• **Exercise**
Scan the material that follows. Copy every line containing the word "What".

• **Available records**
++++++++++++++++++++
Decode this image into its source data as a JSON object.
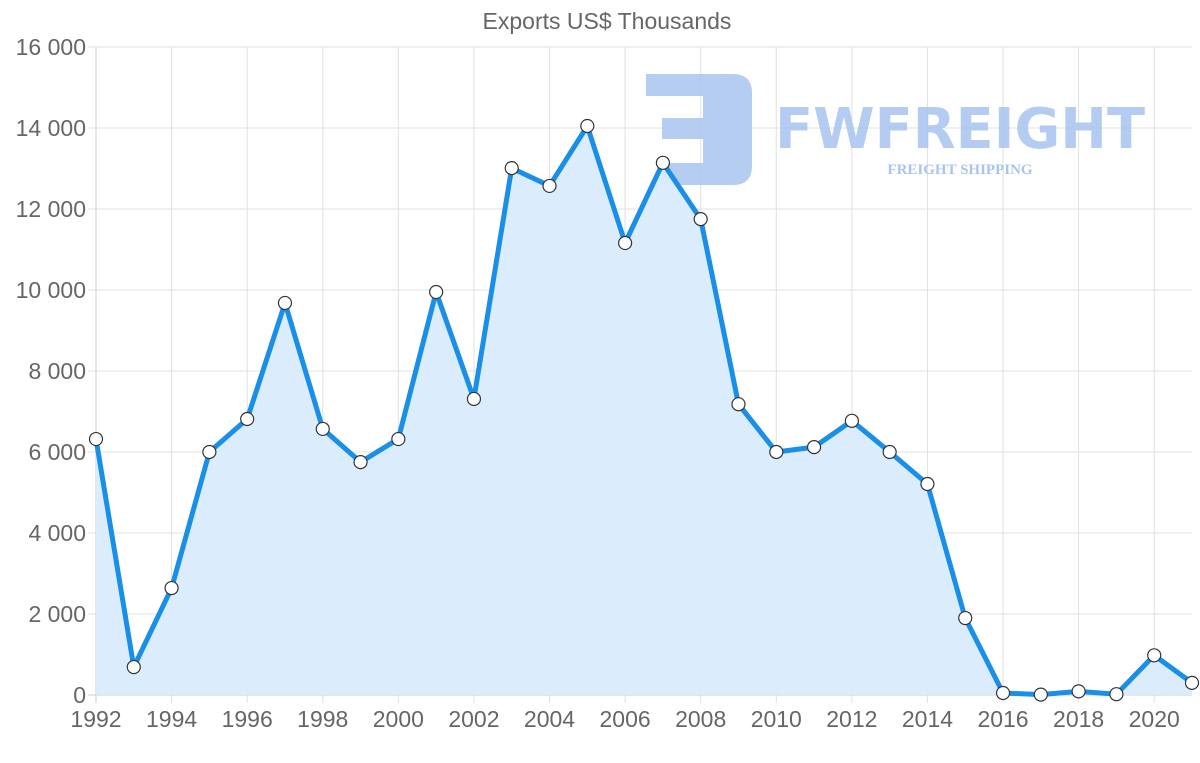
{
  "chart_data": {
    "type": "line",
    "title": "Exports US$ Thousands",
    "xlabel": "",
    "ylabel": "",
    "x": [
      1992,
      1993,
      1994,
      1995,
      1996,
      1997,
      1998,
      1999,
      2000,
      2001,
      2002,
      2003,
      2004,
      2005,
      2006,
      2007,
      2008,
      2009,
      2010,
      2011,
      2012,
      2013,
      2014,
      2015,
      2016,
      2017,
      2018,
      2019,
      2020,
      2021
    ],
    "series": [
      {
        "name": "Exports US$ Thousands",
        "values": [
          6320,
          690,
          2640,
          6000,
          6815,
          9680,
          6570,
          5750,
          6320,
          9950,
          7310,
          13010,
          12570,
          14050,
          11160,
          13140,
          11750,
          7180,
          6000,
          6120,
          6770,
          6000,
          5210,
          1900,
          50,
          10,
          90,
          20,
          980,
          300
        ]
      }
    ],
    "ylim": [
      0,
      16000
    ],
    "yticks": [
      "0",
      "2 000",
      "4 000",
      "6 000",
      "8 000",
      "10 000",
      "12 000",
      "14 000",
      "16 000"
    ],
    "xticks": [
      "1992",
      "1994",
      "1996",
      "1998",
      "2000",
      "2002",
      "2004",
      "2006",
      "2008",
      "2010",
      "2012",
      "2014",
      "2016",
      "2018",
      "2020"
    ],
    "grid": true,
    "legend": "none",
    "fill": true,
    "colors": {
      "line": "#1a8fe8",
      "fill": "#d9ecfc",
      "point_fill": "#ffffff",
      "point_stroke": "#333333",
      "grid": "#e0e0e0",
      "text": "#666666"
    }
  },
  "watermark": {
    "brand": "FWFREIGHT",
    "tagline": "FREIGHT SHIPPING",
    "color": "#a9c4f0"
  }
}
++++++++++++++++++++
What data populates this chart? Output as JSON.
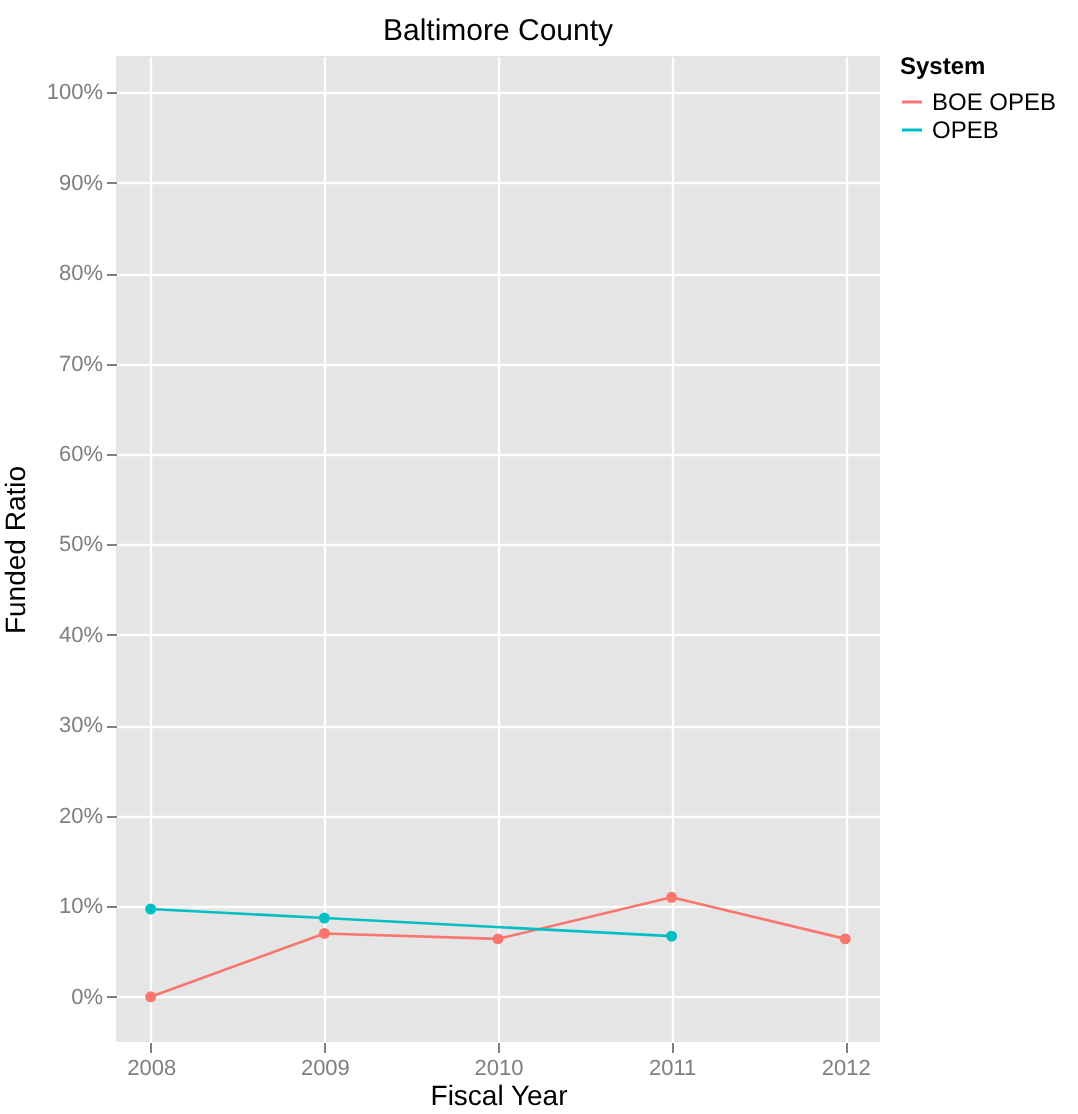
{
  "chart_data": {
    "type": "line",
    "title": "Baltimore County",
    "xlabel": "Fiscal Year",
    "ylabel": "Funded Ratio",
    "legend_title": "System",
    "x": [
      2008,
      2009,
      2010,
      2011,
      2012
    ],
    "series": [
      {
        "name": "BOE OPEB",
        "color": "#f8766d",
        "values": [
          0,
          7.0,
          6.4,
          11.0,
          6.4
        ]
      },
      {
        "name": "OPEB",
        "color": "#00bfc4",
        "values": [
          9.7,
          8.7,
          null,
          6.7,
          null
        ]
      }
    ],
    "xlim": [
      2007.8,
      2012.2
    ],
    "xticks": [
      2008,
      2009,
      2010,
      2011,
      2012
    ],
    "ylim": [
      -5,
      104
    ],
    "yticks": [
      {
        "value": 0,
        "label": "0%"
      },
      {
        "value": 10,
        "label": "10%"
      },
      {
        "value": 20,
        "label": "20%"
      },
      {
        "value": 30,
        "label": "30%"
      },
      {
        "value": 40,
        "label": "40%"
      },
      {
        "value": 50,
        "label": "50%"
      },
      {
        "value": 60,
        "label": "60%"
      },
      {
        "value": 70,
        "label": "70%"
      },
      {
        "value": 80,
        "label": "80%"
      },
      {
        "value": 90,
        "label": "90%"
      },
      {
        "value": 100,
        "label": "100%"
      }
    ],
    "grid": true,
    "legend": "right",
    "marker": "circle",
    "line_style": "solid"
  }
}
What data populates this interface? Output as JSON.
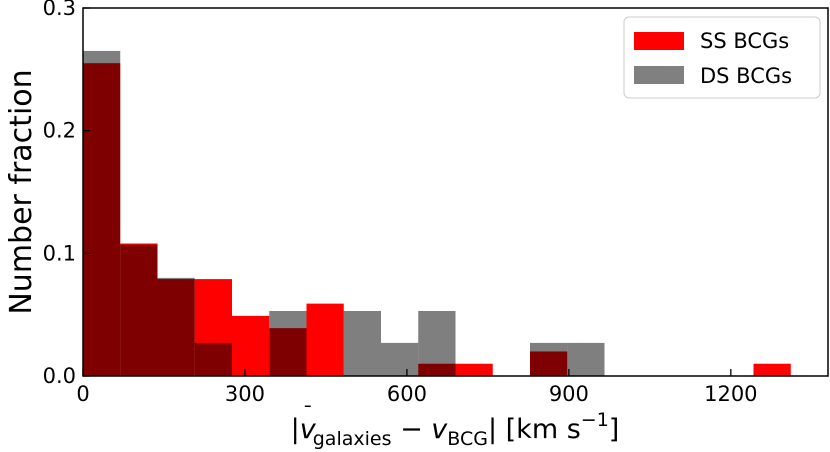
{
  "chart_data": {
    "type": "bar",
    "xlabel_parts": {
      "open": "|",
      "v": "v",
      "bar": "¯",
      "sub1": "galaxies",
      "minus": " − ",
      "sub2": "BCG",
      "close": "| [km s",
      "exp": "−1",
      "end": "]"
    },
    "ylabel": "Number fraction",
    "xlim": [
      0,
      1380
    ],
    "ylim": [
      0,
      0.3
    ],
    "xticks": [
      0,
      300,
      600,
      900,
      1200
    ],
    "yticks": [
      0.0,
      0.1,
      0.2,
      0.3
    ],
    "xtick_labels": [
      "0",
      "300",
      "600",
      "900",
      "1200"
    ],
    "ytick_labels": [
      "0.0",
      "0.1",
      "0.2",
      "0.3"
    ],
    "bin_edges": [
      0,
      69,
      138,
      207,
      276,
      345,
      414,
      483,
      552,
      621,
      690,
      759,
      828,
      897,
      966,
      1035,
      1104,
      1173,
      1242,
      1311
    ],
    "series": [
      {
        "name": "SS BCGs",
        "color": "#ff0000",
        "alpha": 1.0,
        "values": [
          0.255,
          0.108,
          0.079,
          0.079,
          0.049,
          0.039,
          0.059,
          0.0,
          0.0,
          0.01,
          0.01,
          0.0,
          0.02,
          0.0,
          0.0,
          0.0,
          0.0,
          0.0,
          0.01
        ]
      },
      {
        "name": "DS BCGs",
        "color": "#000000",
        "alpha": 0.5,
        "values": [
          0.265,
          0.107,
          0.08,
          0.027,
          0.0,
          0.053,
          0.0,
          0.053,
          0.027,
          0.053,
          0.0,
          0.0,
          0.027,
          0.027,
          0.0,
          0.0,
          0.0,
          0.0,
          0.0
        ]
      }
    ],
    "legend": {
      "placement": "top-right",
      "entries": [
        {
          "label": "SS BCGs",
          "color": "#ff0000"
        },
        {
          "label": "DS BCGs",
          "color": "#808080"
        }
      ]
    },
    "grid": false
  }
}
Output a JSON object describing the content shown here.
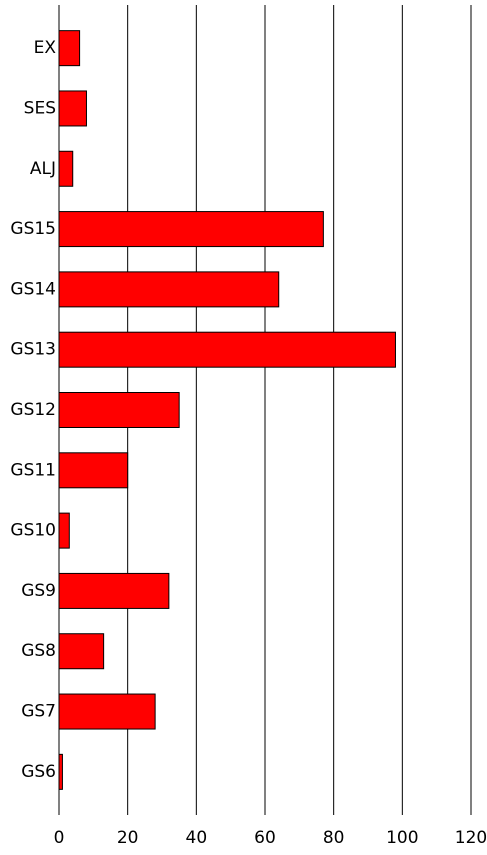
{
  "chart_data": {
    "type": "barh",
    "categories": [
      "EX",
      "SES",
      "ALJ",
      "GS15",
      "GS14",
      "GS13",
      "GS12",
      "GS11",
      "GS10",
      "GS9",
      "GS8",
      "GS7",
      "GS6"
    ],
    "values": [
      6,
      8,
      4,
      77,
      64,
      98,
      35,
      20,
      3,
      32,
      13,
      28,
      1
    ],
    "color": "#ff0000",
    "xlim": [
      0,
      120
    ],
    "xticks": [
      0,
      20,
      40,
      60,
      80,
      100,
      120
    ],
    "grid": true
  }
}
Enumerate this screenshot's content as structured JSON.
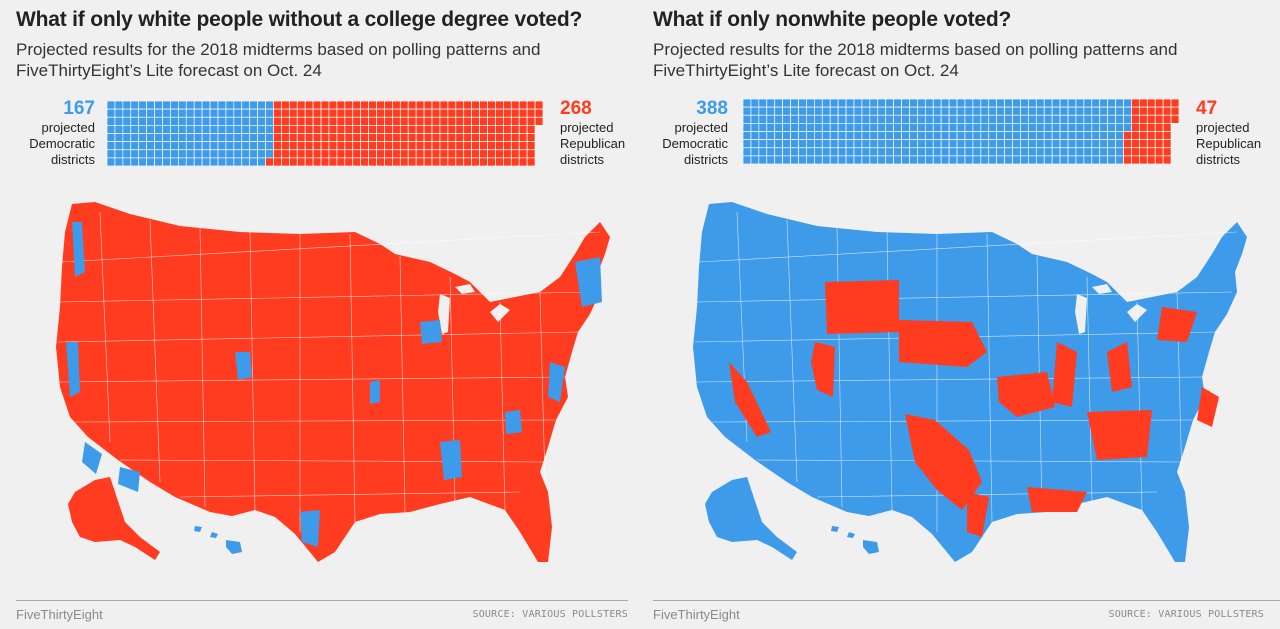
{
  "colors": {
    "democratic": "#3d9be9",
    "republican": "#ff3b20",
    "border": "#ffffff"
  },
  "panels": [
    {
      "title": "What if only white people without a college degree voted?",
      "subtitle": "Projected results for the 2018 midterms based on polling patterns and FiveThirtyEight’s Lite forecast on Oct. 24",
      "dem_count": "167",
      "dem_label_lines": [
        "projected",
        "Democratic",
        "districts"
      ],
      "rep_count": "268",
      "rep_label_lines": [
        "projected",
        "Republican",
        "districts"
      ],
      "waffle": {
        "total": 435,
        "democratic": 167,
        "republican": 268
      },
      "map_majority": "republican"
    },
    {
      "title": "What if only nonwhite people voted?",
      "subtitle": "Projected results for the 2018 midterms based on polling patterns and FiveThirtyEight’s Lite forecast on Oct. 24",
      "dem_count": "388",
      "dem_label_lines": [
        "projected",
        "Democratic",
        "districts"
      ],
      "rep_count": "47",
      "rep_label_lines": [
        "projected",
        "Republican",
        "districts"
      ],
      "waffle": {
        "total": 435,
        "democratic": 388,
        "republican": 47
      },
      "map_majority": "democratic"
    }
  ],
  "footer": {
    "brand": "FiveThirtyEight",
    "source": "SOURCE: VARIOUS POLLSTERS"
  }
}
++++++++++++++++++++
• **Response to the exercise**
What data populates this chart? Output as JSON.
What data populates this interface? Output as JSON.
      "title": "What if only white people without a college degree voted?",
      "title": "What if only nonwhite people voted?",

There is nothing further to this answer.